EXERCISE INSTRUCTIONS: Copy every line of the data that includes the string "heading".

PROVIDED MATERIAL:
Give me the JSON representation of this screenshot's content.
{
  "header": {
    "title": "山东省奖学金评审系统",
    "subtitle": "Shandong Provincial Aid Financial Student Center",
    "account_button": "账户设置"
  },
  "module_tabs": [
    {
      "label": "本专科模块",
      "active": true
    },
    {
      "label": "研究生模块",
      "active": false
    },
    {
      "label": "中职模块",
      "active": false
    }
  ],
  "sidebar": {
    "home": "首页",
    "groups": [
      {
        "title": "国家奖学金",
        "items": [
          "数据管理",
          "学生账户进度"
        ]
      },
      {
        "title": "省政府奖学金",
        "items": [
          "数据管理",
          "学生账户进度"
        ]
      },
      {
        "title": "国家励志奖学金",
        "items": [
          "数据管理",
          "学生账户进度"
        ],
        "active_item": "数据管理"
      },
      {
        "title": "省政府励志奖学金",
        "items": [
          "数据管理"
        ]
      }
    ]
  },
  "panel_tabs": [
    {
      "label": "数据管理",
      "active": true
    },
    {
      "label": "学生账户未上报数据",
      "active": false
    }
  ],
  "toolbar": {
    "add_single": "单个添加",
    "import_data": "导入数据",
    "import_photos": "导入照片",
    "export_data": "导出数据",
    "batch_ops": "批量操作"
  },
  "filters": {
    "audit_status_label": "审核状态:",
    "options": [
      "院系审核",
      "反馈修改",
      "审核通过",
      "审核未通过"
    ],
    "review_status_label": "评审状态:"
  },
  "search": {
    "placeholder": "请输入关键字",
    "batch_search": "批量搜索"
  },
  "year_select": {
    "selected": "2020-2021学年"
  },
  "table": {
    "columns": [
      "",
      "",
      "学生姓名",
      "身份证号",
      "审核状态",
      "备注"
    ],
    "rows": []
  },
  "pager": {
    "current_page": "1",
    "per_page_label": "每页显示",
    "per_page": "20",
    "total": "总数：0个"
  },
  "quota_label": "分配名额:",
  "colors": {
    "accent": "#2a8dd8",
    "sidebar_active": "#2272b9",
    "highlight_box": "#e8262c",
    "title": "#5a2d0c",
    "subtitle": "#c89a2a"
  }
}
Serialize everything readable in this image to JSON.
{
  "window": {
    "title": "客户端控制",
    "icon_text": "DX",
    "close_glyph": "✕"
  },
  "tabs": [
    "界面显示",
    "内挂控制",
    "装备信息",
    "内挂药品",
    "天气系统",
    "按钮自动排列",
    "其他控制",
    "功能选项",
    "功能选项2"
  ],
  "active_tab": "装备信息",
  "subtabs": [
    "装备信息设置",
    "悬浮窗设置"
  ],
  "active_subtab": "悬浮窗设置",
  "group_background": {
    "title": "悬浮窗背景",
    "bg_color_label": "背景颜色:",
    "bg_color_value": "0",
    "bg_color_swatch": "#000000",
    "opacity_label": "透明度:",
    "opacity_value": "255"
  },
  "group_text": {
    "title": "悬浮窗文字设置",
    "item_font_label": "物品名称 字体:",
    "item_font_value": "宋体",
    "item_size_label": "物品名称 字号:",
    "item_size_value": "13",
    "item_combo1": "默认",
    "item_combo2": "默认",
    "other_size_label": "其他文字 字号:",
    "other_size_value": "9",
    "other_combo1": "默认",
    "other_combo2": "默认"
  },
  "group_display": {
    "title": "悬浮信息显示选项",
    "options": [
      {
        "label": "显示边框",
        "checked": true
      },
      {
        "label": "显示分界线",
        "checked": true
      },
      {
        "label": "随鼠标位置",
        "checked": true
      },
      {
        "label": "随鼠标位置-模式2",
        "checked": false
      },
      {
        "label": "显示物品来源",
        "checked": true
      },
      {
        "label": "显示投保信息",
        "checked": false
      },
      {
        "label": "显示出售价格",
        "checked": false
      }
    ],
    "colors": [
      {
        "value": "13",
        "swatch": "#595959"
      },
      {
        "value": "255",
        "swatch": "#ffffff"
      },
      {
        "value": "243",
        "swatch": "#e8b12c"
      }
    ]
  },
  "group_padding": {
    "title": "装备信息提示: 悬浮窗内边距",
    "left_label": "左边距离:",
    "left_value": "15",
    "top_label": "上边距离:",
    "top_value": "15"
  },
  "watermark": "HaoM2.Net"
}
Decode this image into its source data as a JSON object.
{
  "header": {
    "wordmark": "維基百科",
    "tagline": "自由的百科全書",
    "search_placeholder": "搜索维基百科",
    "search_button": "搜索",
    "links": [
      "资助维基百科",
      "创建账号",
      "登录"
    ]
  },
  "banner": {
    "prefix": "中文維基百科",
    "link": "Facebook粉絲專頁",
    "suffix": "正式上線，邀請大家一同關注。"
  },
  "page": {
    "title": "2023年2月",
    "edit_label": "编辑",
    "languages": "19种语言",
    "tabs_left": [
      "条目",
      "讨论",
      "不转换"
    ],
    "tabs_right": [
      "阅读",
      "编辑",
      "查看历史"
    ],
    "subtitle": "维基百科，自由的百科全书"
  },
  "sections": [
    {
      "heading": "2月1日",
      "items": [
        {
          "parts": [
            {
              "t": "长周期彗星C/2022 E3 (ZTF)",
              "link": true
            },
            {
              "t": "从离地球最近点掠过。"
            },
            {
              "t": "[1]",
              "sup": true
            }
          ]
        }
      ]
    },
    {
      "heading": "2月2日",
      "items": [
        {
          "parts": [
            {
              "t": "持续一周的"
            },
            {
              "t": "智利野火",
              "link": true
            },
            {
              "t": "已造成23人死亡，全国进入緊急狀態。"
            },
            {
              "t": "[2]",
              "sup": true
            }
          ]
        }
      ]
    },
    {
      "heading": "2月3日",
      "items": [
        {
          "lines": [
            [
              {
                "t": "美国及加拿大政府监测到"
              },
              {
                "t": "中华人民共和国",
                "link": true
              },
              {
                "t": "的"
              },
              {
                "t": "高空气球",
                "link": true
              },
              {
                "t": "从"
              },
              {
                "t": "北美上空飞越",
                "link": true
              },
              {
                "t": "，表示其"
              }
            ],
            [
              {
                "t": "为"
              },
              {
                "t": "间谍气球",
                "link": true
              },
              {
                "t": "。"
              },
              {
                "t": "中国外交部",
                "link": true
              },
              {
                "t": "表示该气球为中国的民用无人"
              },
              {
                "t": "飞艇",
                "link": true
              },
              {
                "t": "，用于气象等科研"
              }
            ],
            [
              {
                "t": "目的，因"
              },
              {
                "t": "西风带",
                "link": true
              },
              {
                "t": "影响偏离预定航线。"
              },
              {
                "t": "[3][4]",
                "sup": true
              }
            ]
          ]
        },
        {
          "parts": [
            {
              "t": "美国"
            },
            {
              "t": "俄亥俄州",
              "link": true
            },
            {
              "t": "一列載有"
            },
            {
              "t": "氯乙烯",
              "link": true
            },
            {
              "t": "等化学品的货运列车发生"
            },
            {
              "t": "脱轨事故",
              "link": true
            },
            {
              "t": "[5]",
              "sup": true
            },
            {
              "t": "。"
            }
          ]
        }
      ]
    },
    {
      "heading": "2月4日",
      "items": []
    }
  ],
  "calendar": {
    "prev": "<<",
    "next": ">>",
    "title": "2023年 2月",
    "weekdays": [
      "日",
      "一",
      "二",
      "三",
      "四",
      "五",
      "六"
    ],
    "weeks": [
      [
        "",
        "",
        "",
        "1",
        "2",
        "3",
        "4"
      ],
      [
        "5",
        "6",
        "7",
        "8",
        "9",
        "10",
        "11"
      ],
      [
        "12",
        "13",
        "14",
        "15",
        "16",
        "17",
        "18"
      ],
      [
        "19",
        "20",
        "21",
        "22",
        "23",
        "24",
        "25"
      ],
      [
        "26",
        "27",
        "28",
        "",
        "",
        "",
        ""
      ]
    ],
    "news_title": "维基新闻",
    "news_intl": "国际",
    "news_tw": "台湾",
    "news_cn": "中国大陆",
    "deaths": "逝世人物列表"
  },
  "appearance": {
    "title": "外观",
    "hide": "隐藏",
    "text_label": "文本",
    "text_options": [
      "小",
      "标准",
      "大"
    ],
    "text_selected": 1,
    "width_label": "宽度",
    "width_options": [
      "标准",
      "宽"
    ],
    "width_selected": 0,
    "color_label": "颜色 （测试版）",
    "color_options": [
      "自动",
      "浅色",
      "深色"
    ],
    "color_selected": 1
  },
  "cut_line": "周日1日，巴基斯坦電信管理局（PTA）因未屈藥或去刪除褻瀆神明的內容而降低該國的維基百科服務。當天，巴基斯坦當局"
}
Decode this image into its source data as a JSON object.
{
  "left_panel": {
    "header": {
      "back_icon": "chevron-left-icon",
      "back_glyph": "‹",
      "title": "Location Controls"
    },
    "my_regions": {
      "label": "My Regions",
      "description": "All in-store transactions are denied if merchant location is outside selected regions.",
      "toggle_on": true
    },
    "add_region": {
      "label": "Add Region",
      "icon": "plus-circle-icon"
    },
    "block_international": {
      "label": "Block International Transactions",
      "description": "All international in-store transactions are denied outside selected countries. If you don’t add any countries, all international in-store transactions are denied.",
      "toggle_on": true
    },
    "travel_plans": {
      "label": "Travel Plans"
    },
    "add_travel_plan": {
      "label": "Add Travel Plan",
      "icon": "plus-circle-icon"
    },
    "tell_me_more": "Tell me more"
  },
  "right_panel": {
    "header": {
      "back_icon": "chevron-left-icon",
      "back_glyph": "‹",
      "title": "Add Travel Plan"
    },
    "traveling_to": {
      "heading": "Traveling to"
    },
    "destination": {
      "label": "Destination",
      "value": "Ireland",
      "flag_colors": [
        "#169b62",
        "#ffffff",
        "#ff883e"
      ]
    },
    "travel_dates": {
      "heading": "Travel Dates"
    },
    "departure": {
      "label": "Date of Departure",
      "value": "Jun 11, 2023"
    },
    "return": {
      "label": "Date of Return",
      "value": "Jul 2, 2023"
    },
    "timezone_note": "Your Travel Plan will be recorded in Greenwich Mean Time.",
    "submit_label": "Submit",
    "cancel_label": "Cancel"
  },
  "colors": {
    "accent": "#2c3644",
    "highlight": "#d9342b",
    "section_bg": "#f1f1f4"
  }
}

EXPECTED OUTPUT:
      "heading": "2月1日",
      "heading": "2月2日",
      "heading": "2月3日",
      "heading": "2月4日",
      "heading": "Traveling to"
      "heading": "Travel Dates"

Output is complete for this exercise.